Your task is to write out exactly the lines from the line containing "Transcribe this image's" through the end of the records, inclusive at both ends.

####

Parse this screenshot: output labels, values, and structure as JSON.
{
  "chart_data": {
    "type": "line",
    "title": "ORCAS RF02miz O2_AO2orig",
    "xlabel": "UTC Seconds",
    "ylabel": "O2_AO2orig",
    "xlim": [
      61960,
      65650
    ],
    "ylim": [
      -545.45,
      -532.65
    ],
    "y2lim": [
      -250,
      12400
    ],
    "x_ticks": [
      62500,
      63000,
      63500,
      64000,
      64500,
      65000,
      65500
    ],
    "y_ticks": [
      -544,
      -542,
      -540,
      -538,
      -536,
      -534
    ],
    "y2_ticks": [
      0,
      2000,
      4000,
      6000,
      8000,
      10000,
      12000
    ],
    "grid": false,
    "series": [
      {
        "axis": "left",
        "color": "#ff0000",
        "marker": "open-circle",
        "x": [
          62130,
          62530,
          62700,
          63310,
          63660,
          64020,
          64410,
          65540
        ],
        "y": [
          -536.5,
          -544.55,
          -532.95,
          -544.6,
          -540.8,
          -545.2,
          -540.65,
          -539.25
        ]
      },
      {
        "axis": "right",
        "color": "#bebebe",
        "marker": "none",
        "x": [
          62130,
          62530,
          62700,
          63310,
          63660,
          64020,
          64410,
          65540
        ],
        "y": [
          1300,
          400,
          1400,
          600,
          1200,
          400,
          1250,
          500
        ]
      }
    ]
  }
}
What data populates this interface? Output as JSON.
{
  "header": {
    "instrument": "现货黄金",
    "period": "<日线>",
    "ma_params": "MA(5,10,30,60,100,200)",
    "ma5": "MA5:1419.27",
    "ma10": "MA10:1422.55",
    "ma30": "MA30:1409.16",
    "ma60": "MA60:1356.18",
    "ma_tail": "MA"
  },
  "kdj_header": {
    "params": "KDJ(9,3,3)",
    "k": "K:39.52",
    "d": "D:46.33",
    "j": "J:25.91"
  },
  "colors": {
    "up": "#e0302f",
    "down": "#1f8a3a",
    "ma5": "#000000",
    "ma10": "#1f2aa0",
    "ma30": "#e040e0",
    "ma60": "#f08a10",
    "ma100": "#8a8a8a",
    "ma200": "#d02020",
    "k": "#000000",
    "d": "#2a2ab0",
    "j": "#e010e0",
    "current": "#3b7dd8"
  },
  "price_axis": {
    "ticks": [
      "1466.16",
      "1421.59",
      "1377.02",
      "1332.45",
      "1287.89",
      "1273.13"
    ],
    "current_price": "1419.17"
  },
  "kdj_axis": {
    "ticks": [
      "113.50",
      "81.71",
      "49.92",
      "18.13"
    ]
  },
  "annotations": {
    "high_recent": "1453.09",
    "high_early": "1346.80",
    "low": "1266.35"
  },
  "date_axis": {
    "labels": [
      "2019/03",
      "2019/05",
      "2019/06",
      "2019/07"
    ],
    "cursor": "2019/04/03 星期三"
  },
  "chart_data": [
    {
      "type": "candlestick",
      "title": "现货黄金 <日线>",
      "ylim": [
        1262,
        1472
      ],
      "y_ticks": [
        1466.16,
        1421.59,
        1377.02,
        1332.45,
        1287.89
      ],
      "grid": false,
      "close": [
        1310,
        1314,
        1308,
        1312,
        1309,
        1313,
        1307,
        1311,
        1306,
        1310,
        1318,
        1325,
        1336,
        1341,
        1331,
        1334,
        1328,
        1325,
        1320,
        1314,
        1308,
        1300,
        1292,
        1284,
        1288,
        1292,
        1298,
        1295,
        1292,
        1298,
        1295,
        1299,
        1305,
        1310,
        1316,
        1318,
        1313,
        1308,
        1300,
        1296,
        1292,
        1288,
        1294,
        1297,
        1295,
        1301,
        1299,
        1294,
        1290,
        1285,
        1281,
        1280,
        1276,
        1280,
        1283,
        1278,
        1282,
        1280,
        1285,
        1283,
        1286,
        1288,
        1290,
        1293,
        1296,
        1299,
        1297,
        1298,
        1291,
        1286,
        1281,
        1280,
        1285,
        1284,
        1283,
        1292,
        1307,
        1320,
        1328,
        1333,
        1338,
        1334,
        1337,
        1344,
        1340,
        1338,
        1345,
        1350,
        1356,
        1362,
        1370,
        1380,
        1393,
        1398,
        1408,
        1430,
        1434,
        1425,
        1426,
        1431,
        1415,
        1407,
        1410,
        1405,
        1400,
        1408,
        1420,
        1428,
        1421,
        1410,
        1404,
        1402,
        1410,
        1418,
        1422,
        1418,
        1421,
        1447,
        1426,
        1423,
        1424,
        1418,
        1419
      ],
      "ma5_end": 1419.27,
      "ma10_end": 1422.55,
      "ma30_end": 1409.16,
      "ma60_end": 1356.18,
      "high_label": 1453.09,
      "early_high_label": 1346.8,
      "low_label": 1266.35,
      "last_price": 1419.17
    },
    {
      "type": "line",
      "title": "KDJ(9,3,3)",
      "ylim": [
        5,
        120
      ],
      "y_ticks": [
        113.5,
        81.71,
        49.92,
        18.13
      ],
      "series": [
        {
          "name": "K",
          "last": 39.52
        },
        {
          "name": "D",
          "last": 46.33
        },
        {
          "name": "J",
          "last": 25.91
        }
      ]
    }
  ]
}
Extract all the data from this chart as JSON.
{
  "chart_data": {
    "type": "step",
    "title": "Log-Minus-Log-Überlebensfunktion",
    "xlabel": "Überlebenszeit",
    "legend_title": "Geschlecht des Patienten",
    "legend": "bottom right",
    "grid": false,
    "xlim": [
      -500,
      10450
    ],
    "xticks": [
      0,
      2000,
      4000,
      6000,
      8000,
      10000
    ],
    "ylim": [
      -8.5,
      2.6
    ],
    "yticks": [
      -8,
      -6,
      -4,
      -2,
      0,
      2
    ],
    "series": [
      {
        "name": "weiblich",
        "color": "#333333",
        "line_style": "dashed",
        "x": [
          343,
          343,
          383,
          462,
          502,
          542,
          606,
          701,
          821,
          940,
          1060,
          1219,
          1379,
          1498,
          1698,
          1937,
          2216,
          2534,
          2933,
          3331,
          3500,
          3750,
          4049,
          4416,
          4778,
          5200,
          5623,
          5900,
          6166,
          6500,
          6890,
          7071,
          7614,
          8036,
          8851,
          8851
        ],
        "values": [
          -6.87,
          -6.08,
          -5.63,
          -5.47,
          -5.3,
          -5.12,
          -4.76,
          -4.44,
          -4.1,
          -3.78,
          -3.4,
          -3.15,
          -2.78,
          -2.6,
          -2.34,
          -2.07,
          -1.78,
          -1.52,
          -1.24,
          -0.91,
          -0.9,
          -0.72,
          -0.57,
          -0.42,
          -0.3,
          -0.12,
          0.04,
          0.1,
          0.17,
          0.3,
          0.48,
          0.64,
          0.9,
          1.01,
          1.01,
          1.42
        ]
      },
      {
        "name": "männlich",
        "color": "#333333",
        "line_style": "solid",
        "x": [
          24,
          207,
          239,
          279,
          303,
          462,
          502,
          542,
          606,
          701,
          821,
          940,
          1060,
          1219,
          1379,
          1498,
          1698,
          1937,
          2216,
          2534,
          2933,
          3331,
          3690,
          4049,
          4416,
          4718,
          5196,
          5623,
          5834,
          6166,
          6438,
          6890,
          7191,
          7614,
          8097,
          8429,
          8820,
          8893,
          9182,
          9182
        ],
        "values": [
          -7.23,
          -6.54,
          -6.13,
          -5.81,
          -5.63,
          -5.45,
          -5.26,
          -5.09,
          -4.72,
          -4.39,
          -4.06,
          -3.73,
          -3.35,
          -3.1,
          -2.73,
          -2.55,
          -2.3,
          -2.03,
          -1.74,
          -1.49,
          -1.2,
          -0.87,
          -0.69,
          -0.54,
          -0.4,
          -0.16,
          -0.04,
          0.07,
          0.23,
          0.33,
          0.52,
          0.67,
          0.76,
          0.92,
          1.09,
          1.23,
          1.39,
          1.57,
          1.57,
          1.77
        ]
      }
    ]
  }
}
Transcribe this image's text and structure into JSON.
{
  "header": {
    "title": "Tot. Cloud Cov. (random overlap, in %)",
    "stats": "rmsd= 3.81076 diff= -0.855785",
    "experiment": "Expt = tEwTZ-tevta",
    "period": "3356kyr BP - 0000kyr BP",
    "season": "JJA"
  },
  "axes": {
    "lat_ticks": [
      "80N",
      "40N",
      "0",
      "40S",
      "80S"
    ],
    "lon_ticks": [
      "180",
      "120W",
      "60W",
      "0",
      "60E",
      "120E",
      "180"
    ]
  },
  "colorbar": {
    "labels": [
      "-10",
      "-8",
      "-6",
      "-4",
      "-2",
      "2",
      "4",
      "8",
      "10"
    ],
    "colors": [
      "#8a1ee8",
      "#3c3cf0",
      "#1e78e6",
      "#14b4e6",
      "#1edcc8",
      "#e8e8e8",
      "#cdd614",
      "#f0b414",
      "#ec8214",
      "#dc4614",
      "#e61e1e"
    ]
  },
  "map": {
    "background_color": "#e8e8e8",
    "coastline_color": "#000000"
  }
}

####

[RESPONSE FOR THIS EXERCISE]
Transcribe this image's text and structure into JSON.
{
  "header": {
    "title": "Tot. Cloud Cov. (random overlap, in %)",
    "stats": "rmsd= 3.81076 diff= -0.855785",
    "experiment": "Expt = tEwTZ-tevta",
    "period": "3356kyr BP - 0000kyr BP",
    "season": "JJA"
  },
  "axes": {
    "lat_ticks": [
      "80N",
      "40N",
      "0",
      "40S",
      "80S"
    ],
    "lon_ticks": [
      "180",
      "120W",
      "60W",
      "0",
      "60E",
      "120E",
      "180"
    ]
  },
  "colorbar": {
    "labels": [
      "-10",
      "-8",
      "-6",
      "-4",
      "-2",
      "2",
      "4",
      "8",
      "10"
    ],
    "colors": [
      "#8a1ee8",
      "#3c3cf0",
      "#1e78e6",
      "#14b4e6",
      "#1edcc8",
      "#e8e8e8",
      "#cdd614",
      "#f0b414",
      "#ec8214",
      "#dc4614",
      "#e61e1e"
    ]
  },
  "map": {
    "background_color": "#e8e8e8",
    "coastline_color": "#000000"
  }
}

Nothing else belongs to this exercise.